_Instruksi Tertulis 1_
Tentukan apakah setiap pernyataan berikut sesuai dengan tulisan tentang anak-anak dalam kelompok suporter: (a) Penulis memperkirakan umur anak kecil itu sekitar 11 tahun. (b) Tas kecil di motor penulis berwarna merah. (c) Anak penulis berumur 4 tahun. Jawab ya atau tidak untuk masing-masing, disertai kutipan persis dari tulisan yang menjadi penentunya.
_Instruksi Tertulis 2_
Ganti "marah" dengan "kesal" dalam bagian tulisan tentang anak-anak dalam kelompok suporter dari "01 Januari 2011" sampai "innocent, ala anak-anak.", lalu tuliskan ulang bagian tersebut.

_Teks Halaman_
---
Sabtu, 16 April 2011

JEJAK ANAK-ANAK DALAM KELOMPOK SUPORTER

01 Januari 2011
“Pokoke nek aku ketemu uwong sing nganggo kaos ijo(slemania) meh tak bandem… “, kata itu terucap begitu saja dari mulut seorang anak kecil disebuah kampung di kecamatan Wirobrajan Yogyakarta. Barangkali umurnya tidak lebih dari 15 tahun, perkiraan saya sekitar 11 tahun. Anak itu masih ABG, tidak juga, bagiku itu masih anak-anak. Saya pikir dia belum terlalu lama dipisahkan dari air susu ibunya. Saya melihatnya sekali lagi, kelihatan cukup emosional, marah, namun satu hal yang tidak bisa disingkirkan bergitu saja dari raut wajahnya, innocent, ala anak-anak.

Satu diantara dua temannya, umurnya sebaya, menimpali. “Opo awak dewe gawe plinteng wae, ben iso cepet mlayu, ujarnya”. Aku tersenyum melihat tingkah polahnya. Mereka bertiga malu-malu setelah tahu jika aku memperhatikanya. Tak lama setelah itu anak-anak itu lagi-lagi berbisik, “ono cah slemania” sambil menunjuk-nunjuk motor yang aku pake siang itu. Maklum di motor yang aku pakai terdapat tas kecil bungkus kaos bertuliskan “I Love (tanda jantung hati) PSS” berwarna hijau yang aku beli beberapa waktu yang lalu dari salah satu teman slemania cyber. Tas itu sudah berganti fungsi sebagai tempat air minum anakku, atas ide anaku sendiri yang masih berumur 4 tahun.
---
_Anotasi tata letak gambar_
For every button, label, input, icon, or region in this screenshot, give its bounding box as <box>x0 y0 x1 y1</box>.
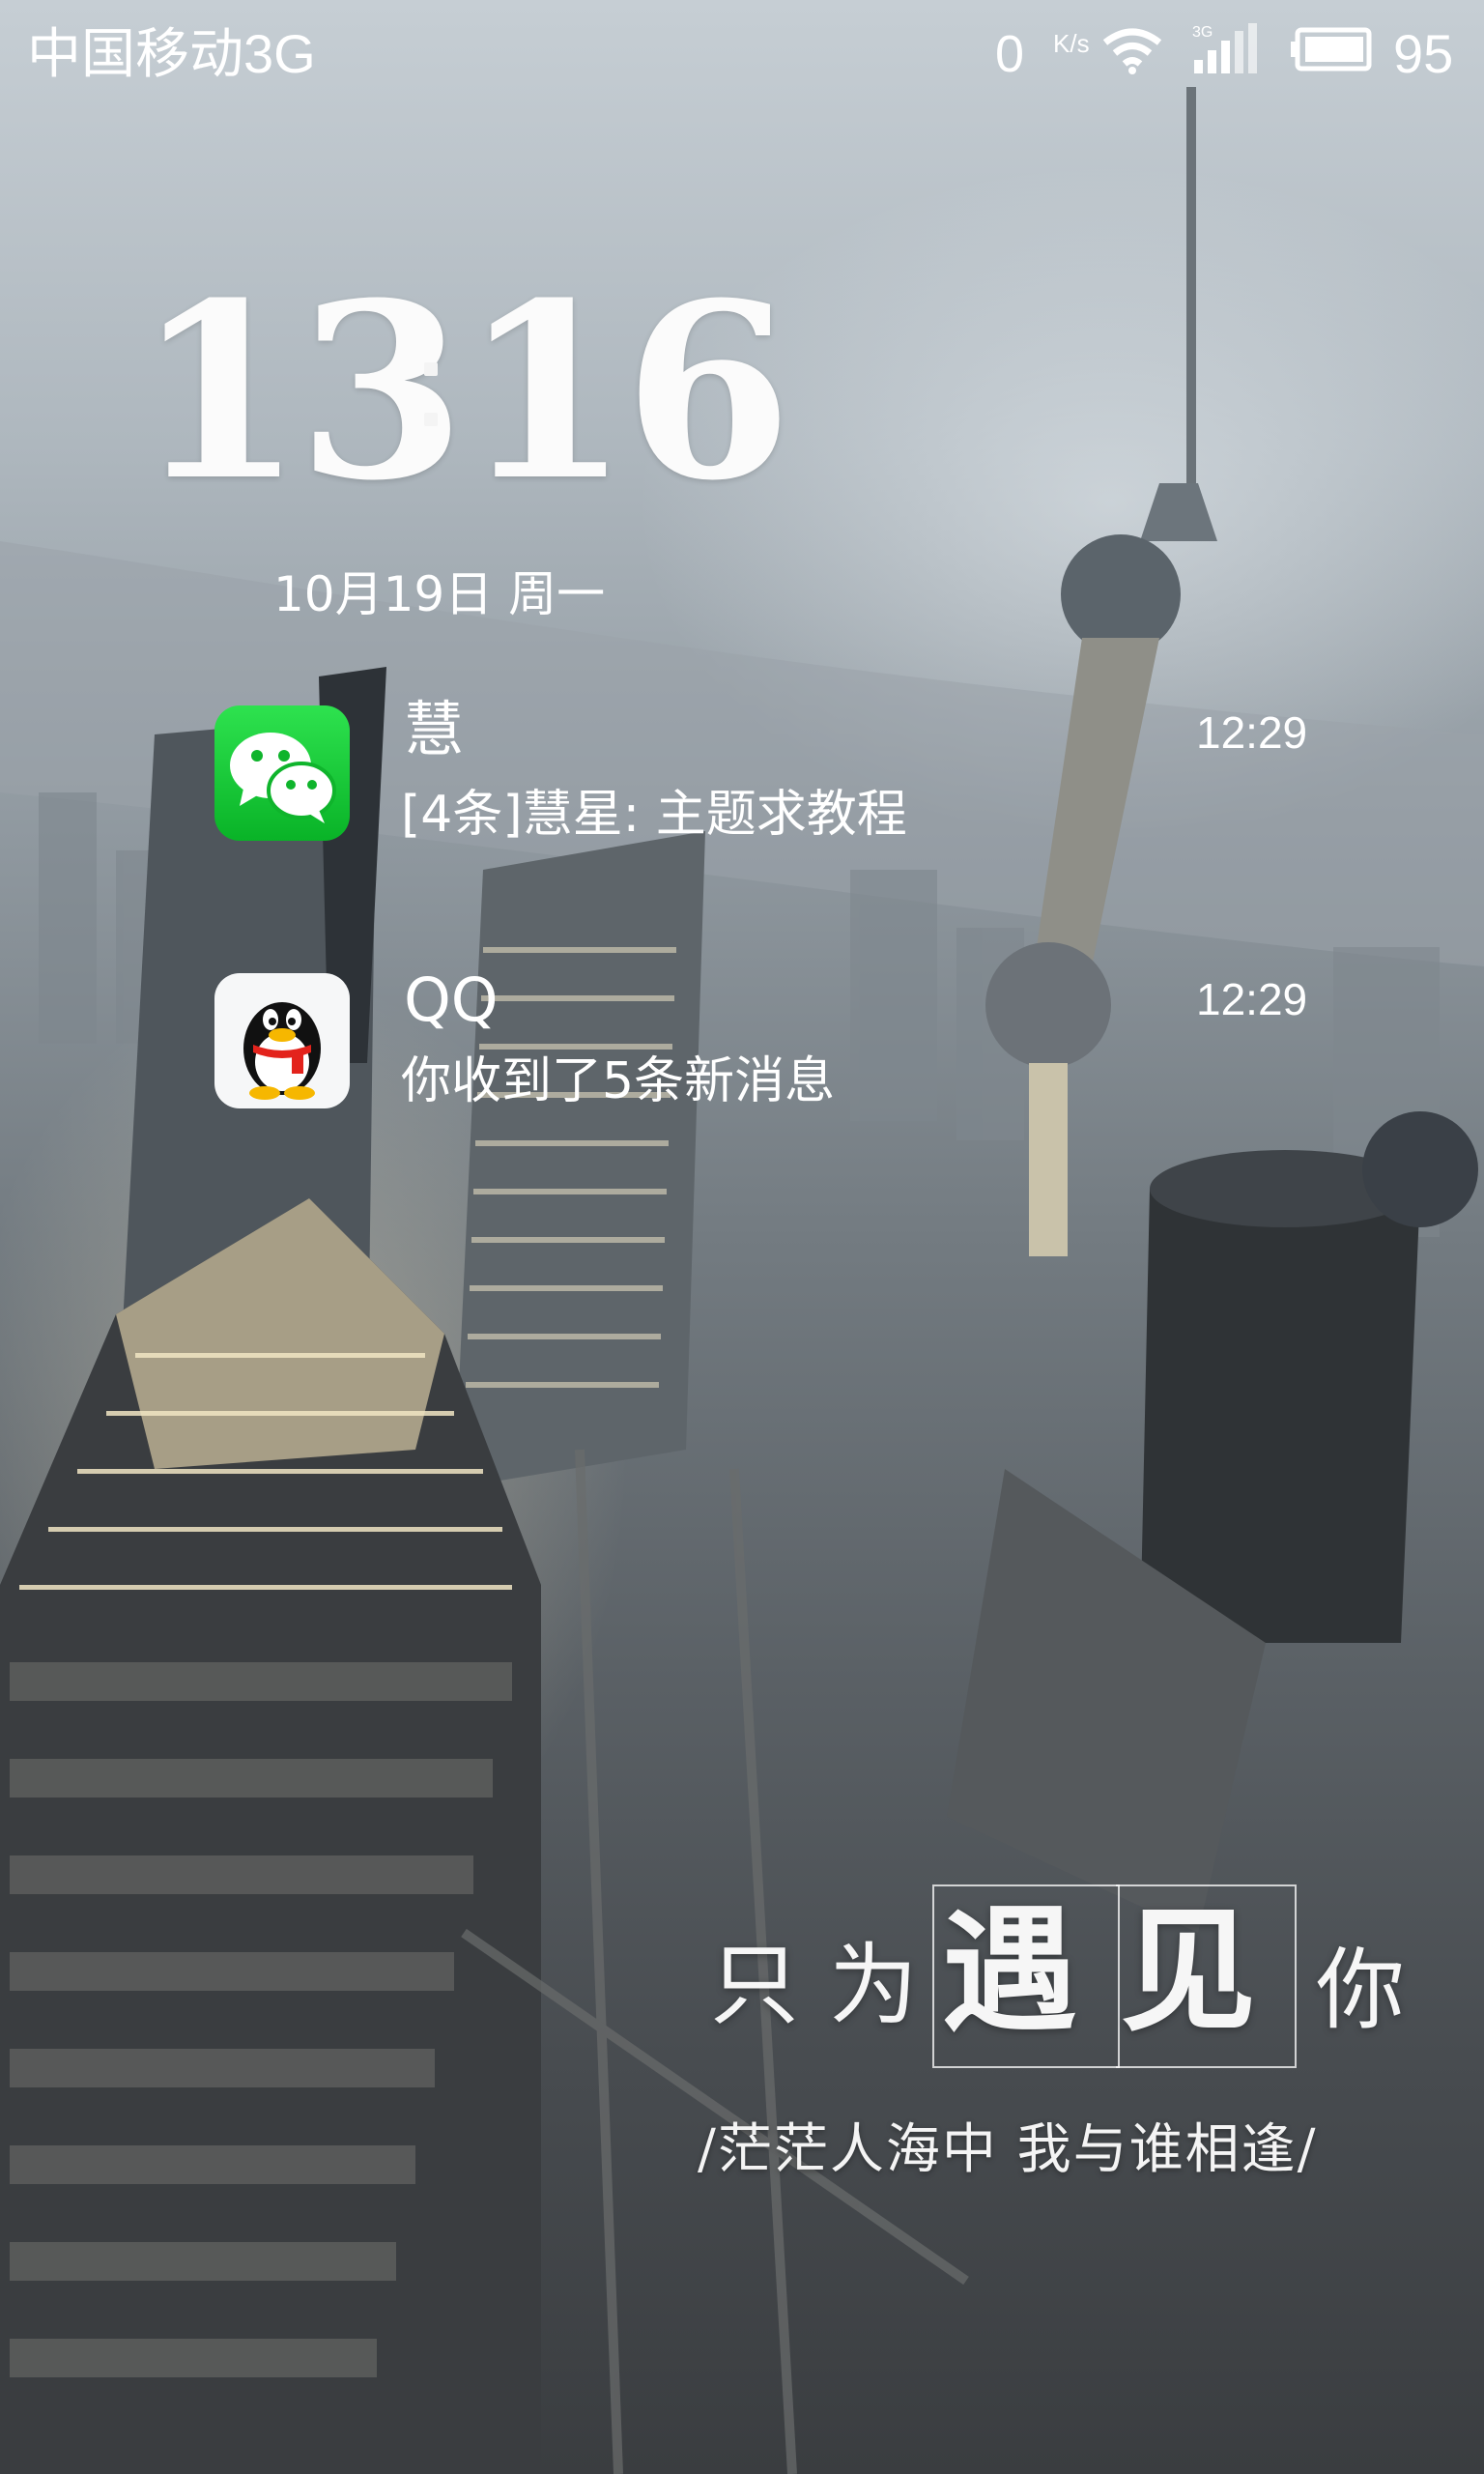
battery-icon <box>1291 27 1372 72</box>
battery-percent: 95 <box>1393 23 1454 84</box>
slogan-char: 见 <box>1121 1892 1257 2051</box>
slogan-char: 只 <box>710 1934 800 2037</box>
network-speed-value: 0 <box>995 25 1025 83</box>
notification-title[interactable]: 慧 <box>404 696 464 763</box>
carrier-name: 中国移动3G <box>27 23 316 84</box>
date-weekday: 10月19日 周一 <box>273 566 606 622</box>
wechat-bubbles-icon <box>230 733 336 823</box>
notification-time: 12:29 <box>1196 974 1308 1024</box>
signal-icon: 3G <box>1192 23 1257 73</box>
notification-message[interactable]: [4条]慧星: 主题求教程 <box>401 785 907 845</box>
wechat-icon[interactable] <box>214 705 350 841</box>
qq-penguin-icon[interactable] <box>214 973 350 1108</box>
notification-time: 12:29 <box>1196 707 1308 758</box>
notification-message[interactable]: 你收到了5条新消息 <box>401 1051 835 1111</box>
clock-minute: 16 <box>462 249 792 533</box>
clock-hour: 13 <box>135 249 466 533</box>
wifi-icon <box>1102 28 1162 74</box>
signal-network-label: 3G <box>1192 24 1213 41</box>
notification-title[interactable]: QQ <box>404 966 499 1034</box>
slogan-char: 你 <box>1316 1939 1406 2042</box>
slogan-char: 为 <box>829 1934 919 2037</box>
slogan-subtitle: /茫茫人海中 我与谁相逢/ <box>698 2118 1318 2181</box>
qq-penguin-graphic <box>243 1002 321 1100</box>
slogan-char: 遇 <box>942 1892 1078 2051</box>
network-speed-unit: K/s <box>1053 29 1090 58</box>
clock-colon <box>421 362 439 430</box>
---
_Pembahasan Jawaban 1_
(a) Ya: "perkiraan saya sekitar 11 tahun".
(b) Tidak: "berwarna hijau".
(c) Ya: "anaku sendiri yang masih berumur 4 tahun".

_Pembahasan Jawaban 2_
01 Januari 2011
“Pokoke nek aku ketemu uwong sing nganggo kaos ijo(slemania) meh tak bandem… “, kata itu terucap begitu saja dari mulut seorang anak kecil disebuah kampung di kecamatan Wirobrajan Yogyakarta. Barangkali umurnya tidak lebih dari 15 tahun, perkiraan saya sekitar 11 tahun. Anak itu masih ABG, tidak juga, bagiku itu masih anak-anak. Saya pikir dia belum terlalu lama dipisahkan dari air susu ibunya. Saya melihatnya sekali lagi, kelihatan cukup emosional, kesal, namun satu hal yang tidak bisa disingkirkan bergitu saja dari raut wajahnya, innocent, ala anak-anak.